Input rows:
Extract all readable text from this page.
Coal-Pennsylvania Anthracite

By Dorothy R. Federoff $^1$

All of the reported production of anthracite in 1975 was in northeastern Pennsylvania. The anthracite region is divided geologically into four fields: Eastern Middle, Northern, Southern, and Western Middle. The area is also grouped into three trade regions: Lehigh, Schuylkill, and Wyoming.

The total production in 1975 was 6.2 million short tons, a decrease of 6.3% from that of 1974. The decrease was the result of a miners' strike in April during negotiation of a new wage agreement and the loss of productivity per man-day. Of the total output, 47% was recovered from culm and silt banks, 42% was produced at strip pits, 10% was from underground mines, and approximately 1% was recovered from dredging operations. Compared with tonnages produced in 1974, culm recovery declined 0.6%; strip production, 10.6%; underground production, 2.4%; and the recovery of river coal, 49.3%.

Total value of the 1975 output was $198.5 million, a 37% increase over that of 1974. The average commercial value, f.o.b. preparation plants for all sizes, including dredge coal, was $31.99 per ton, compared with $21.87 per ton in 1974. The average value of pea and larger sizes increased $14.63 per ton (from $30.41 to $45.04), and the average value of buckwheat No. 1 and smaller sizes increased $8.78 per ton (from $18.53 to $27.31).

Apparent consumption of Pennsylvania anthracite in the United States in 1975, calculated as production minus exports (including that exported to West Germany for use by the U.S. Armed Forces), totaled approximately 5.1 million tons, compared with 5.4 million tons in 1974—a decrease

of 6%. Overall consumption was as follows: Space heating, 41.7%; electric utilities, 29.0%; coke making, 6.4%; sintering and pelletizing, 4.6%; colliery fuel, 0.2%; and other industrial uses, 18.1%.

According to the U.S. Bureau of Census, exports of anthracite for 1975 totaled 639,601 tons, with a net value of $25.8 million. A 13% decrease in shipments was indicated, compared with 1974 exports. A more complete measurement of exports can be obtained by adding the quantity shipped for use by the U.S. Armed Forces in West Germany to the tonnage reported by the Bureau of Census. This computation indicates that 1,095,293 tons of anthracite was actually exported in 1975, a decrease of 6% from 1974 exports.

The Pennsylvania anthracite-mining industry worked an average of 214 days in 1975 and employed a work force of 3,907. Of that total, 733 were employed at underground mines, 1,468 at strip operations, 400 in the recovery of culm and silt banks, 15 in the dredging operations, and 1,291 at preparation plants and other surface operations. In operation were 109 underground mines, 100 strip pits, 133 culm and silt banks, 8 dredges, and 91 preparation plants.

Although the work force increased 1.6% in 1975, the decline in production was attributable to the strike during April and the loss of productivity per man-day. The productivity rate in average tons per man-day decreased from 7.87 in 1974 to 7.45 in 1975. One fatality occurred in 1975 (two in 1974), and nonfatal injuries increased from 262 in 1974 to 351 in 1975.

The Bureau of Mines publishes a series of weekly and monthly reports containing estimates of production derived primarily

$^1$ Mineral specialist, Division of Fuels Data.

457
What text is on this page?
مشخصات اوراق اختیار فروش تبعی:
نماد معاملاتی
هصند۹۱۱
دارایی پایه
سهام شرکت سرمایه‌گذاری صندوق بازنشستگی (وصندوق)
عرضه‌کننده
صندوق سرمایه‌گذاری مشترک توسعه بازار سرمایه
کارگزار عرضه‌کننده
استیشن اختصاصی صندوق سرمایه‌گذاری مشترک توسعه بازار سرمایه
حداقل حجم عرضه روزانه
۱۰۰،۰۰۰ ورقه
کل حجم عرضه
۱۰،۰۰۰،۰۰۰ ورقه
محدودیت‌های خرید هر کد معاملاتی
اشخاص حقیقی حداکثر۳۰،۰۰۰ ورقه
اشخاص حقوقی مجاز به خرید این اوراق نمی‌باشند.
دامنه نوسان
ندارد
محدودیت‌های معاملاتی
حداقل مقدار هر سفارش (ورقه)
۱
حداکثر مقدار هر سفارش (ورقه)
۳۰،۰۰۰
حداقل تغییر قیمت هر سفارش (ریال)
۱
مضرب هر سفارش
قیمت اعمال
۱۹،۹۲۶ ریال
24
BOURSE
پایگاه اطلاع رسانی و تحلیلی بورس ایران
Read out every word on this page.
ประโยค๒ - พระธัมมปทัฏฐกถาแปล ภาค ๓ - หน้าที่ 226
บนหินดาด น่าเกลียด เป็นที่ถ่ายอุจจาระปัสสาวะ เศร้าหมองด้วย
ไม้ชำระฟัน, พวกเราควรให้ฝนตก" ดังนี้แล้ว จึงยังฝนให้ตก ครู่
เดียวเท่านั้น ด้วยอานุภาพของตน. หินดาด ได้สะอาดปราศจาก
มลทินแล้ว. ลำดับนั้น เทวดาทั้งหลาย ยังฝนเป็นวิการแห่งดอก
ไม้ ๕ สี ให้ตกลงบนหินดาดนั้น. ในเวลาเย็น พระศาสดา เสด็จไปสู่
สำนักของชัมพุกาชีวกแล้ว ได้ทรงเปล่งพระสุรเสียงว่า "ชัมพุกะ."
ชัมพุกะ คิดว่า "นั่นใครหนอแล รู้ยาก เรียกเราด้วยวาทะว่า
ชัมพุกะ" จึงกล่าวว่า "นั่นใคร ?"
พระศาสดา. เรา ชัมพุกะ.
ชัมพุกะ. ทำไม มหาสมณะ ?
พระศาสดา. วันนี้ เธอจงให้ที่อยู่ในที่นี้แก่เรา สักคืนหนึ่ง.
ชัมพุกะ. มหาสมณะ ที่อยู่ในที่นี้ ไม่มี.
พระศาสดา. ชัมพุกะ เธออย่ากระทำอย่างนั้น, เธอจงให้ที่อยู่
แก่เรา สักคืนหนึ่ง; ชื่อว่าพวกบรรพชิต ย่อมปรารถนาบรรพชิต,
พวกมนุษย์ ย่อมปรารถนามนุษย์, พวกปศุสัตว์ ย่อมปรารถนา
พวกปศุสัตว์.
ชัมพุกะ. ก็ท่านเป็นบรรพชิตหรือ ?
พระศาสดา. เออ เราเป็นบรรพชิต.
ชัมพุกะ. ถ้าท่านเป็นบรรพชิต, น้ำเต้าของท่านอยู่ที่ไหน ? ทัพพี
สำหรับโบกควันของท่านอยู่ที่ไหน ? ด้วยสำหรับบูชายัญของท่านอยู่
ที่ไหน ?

Task description:
Find each line in the records holding the string "exported" and show it.

Worked solution:
Apparent consumption of Pennsylvania anthracite in the United States in 1975, calculated as production minus exports (including that exported to West Germany for use by the U.S. Armed Forces), totaled approximately 5.1 million tons, compared with 5.4 million tons in 1974—a decrease
According to the U.S. Bureau of Census, exports of anthracite for 1975 totaled 639,601 tons, with a net value of $25.8 million. A 13% decrease in shipments was indicated, compared with 1974 exports. A more complete measurement of exports can be obtained by adding the quantity shipped for use by the U.S. Armed Forces in West Germany to the tonnage reported by the Bureau of Census. This computation indicates that 1,095,293 tons of anthracite was actually exported in 1975, a decrease of 6% from 1974 exports.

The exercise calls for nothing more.